>> BEGIN Provided material

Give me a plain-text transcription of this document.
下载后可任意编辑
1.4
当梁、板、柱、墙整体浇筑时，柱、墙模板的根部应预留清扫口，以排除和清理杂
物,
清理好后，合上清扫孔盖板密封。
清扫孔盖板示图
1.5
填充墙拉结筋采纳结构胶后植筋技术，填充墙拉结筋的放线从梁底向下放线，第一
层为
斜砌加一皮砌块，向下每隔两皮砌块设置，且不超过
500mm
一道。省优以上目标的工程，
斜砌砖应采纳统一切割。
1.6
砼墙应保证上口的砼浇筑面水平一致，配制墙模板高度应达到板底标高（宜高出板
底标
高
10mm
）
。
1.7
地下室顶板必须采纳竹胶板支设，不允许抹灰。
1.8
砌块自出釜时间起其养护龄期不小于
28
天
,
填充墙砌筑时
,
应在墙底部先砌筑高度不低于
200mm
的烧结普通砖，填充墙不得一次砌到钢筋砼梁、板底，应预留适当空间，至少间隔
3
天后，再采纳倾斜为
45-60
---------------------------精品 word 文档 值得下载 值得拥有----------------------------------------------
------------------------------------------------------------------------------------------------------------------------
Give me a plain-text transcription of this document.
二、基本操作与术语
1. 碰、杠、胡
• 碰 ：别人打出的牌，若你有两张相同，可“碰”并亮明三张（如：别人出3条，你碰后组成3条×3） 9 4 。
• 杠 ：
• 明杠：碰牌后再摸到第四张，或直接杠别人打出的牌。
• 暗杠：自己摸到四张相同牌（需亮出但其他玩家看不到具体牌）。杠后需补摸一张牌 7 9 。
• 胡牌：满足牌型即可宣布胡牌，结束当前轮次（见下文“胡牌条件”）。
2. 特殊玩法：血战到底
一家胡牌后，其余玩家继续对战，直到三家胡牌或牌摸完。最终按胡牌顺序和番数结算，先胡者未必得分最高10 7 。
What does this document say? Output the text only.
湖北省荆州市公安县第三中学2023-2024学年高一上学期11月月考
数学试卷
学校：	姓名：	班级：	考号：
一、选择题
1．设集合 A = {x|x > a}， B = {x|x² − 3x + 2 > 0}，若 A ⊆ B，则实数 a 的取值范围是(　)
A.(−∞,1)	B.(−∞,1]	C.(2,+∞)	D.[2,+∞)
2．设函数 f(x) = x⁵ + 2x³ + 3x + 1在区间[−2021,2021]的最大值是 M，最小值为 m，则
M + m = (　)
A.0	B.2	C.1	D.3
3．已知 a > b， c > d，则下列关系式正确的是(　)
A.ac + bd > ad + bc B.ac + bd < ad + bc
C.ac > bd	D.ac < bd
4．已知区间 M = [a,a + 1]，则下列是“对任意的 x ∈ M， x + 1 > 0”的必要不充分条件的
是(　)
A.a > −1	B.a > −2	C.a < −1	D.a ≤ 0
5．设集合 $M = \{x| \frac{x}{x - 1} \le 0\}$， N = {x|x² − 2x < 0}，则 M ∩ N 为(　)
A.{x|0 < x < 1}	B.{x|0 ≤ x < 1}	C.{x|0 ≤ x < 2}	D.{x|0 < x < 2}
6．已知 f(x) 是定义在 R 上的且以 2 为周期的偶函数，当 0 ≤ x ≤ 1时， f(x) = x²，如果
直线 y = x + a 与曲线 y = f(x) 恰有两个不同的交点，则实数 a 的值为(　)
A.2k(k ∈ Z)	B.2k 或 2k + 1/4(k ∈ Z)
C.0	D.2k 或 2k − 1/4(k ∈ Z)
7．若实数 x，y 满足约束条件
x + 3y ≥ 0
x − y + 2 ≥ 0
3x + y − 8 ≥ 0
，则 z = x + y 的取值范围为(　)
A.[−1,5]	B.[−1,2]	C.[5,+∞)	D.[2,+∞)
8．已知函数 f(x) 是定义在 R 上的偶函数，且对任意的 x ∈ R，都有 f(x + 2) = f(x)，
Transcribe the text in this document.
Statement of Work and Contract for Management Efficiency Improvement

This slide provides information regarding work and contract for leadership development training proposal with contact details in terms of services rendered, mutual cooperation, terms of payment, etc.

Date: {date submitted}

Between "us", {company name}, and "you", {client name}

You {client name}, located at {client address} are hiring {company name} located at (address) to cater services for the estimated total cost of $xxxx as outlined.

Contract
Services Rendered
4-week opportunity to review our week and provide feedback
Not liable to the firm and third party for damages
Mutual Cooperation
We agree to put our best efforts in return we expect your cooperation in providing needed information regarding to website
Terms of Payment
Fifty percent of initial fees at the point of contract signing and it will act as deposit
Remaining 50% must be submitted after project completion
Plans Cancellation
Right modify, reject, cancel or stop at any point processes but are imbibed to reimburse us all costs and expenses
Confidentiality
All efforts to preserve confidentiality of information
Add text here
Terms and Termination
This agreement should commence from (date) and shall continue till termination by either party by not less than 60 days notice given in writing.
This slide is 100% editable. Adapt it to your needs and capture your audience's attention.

>> END Provided material

### Set task
Reproduce the material above exactly; please quote every line of it.

### The output
Give me a plain-text transcription of this document.
下载后可任意编辑
1.4
当梁、板、柱、墙整体浇筑时，柱、墙模板的根部应预留清扫口，以排除和清理杂
物,
清理好后，合上清扫孔盖板密封。
清扫孔盖板示图
1.5
填充墙拉结筋采纳结构胶后植筋技术，填充墙拉结筋的放线从梁底向下放线，第一
层为
斜砌加一皮砌块，向下每隔两皮砌块设置，且不超过
500mm
一道。省优以上目标的工程，
斜砌砖应采纳统一切割。
1.6
砼墙应保证上口的砼浇筑面水平一致，配制墙模板高度应达到板底标高（宜高出板
底标
高
10mm
）
。
1.7
地下室顶板必须采纳竹胶板支设，不允许抹灰。
1.8
砌块自出釜时间起其养护龄期不小于
28
天
,
填充墙砌筑时
,
应在墙底部先砌筑高度不低于
200mm
的烧结普通砖，填充墙不得一次砌到钢筋砼梁、板底，应预留适当空间，至少间隔
3
天后，再采纳倾斜为
45-60
---------------------------精品 word 文档 值得下载 值得拥有----------------------------------------------
------------------------------------------------------------------------------------------------------------------------
Give me a plain-text transcription of this document.
二、基本操作与术语
1. 碰、杠、胡
• 碰 ：别人打出的牌，若你有两张相同，可“碰”并亮明三张（如：别人出3条，你碰后组成3条×3） 9 4 。
• 杠 ：
• 明杠：碰牌后再摸到第四张，或直接杠别人打出的牌。
• 暗杠：自己摸到四张相同牌（需亮出但其他玩家看不到具体牌）。杠后需补摸一张牌 7 9 。
• 胡牌：满足牌型即可宣布胡牌，结束当前轮次（见下文“胡牌条件”）。
2. 特殊玩法：血战到底
一家胡牌后，其余玩家继续对战，直到三家胡牌或牌摸完。最终按胡牌顺序和番数结算，先胡者未必得分最高10 7 。
What does this document say? Output the text only.
湖北省荆州市公安县第三中学2023-2024学年高一上学期11月月考
数学试卷
学校：	姓名：	班级：	考号：
一、选择题
1．设集合 A = {x|x > a}， B = {x|x² − 3x + 2 > 0}，若 A ⊆ B，则实数 a 的取值范围是(　)
A.(−∞,1)	B.(−∞,1]	C.(2,+∞)	D.[2,+∞)
2．设函数 f(x) = x⁵ + 2x³ + 3x + 1在区间[−2021,2021]的最大值是 M，最小值为 m，则
M + m = (　)
A.0	B.2	C.1	D.3
3．已知 a > b， c > d，则下列关系式正确的是(　)
A.ac + bd > ad + bc B.ac + bd < ad + bc
C.ac > bd	D.ac < bd
4．已知区间 M = [a,a + 1]，则下列是“对任意的 x ∈ M， x + 1 > 0”的必要不充分条件的
是(　)
A.a > −1	B.a > −2	C.a < −1	D.a ≤ 0
5．设集合 $M = \{x| \frac{x}{x - 1} \le 0\}$， N = {x|x² − 2x < 0}，则 M ∩ N 为(　)
A.{x|0 < x < 1}	B.{x|0 ≤ x < 1}	C.{x|0 ≤ x < 2}	D.{x|0 < x < 2}
6．已知 f(x) 是定义在 R 上的且以 2 为周期的偶函数，当 0 ≤ x ≤ 1时， f(x) = x²，如果
直线 y = x + a 与曲线 y = f(x) 恰有两个不同的交点，则实数 a 的值为(　)
A.2k(k ∈ Z)	B.2k 或 2k + 1/4(k ∈ Z)
C.0	D.2k 或 2k − 1/4(k ∈ Z)
7．若实数 x，y 满足约束条件
x + 3y ≥ 0
x − y + 2 ≥ 0
3x + y − 8 ≥ 0
，则 z = x + y 的取值范围为(　)
A.[−1,5]	B.[−1,2]	C.[5,+∞)	D.[2,+∞)
8．已知函数 f(x) 是定义在 R 上的偶函数，且对任意的 x ∈ R，都有 f(x + 2) = f(x)，
Transcribe the text in this document.
Statement of Work and Contract for Management Efficiency Improvement

This slide provides information regarding work and contract for leadership development training proposal with contact details in terms of services rendered, mutual cooperation, terms of payment, etc.

Date: {date submitted}

Between "us", {company name}, and "you", {client name}

You {client name}, located at {client address} are hiring {company name} located at (address) to cater services for the estimated total cost of $xxxx as outlined.

Contract
Services Rendered
4-week opportunity to review our week and provide feedback
Not liable to the firm and third party for damages
Mutual Cooperation
We agree to put our best efforts in return we expect your cooperation in providing needed information regarding to website
Terms of Payment
Fifty percent of initial fees at the point of contract signing and it will act as deposit
Remaining 50% must be submitted after project completion
Plans Cancellation
Right modify, reject, cancel or stop at any point processes but are imbibed to reimburse us all costs and expenses
Confidentiality
All efforts to preserve confidentiality of information
Add text here
Terms and Termination
This agreement should commence from (date) and shall continue till termination by either party by not less than 60 days notice given in writing.
This slide is 100% editable. Adapt it to your needs and capture your audience's attention.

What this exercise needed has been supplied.